◆ TASK DESCRIPTION ◆
Write out every single entry exactly.

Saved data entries
++++++++++
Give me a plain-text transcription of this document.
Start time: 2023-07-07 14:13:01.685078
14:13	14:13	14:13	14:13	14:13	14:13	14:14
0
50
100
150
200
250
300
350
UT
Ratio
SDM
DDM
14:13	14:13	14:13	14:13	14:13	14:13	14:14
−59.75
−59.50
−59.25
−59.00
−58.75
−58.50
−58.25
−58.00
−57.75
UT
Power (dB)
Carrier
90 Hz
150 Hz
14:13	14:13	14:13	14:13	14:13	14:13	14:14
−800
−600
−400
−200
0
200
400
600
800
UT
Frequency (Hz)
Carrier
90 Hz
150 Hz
++++++++++
◆ RIGHT ANSWER ◆
Give me a plain-text transcription of this document.
Start time: 2023-07-07 14:13:01.685078
14:13	14:13	14:13	14:13	14:13	14:13	14:14
0
50
100
150
200
250
300
350
UT
Ratio
SDM
DDM
14:13	14:13	14:13	14:13	14:13	14:13	14:14
−59.75
−59.50
−59.25
−59.00
−58.75
−58.50
−58.25
−58.00
−57.75
UT
Power (dB)
Carrier
90 Hz
150 Hz
14:13	14:13	14:13	14:13	14:13	14:13	14:14
−800
−600
−400
−200
0
200
400
600
800
UT
Frequency (Hz)
Carrier
90 Hz
150 Hz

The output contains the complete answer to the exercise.